Job
Scan the listing below and copy every line holding "value".

Items from a data source
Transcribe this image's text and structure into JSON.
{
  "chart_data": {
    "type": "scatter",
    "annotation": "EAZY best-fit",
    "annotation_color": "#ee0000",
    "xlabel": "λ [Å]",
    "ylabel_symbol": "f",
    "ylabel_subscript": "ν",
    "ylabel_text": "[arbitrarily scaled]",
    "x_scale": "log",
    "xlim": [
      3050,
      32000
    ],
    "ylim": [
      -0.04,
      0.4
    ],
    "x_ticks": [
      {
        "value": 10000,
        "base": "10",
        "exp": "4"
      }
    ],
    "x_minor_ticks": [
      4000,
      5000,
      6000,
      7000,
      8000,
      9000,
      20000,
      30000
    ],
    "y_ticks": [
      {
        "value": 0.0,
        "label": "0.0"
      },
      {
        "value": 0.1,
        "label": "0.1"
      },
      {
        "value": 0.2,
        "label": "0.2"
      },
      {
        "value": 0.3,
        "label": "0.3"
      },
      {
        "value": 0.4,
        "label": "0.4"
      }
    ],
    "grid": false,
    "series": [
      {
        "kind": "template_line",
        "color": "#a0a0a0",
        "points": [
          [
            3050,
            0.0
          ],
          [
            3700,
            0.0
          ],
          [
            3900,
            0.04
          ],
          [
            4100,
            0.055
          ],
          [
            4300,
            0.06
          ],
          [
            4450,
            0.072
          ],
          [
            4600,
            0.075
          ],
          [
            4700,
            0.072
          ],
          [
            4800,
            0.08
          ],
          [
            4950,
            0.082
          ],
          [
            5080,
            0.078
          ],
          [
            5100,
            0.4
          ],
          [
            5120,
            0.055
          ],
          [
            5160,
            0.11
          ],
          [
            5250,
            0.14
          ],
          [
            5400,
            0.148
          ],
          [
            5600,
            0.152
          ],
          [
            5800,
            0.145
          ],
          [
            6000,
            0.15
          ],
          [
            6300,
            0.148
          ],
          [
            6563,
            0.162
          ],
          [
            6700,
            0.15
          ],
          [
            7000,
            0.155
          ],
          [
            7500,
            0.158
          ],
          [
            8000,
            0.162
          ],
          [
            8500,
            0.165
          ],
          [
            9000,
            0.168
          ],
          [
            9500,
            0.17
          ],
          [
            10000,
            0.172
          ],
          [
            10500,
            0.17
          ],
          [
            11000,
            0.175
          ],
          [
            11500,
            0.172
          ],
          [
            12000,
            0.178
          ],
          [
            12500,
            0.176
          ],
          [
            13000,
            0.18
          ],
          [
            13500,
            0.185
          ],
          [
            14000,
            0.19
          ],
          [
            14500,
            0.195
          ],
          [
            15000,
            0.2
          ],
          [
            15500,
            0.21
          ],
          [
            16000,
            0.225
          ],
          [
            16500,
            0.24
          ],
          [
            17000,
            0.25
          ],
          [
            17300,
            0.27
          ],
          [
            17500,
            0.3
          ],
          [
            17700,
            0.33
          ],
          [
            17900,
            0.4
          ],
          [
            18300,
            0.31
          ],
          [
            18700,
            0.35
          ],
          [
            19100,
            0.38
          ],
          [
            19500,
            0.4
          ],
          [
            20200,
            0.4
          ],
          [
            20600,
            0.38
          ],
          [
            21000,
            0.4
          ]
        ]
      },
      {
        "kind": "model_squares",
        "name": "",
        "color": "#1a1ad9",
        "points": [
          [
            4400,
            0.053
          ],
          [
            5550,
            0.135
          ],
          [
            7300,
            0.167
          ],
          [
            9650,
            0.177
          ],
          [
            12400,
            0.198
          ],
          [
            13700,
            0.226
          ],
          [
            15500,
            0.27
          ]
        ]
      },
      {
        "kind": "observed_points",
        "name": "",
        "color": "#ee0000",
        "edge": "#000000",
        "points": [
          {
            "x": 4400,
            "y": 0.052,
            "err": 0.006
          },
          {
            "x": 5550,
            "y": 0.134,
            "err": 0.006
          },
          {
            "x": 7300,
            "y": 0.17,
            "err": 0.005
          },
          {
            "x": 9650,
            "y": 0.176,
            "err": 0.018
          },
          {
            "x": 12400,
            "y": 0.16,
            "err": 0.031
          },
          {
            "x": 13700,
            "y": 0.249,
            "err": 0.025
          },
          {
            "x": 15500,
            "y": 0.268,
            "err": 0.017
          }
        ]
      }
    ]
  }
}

Output below
        "value": 10000,
        "value": 0.0,
        "value": 0.1,
        "value": 0.2,
        "value": 0.3,
        "value": 0.4,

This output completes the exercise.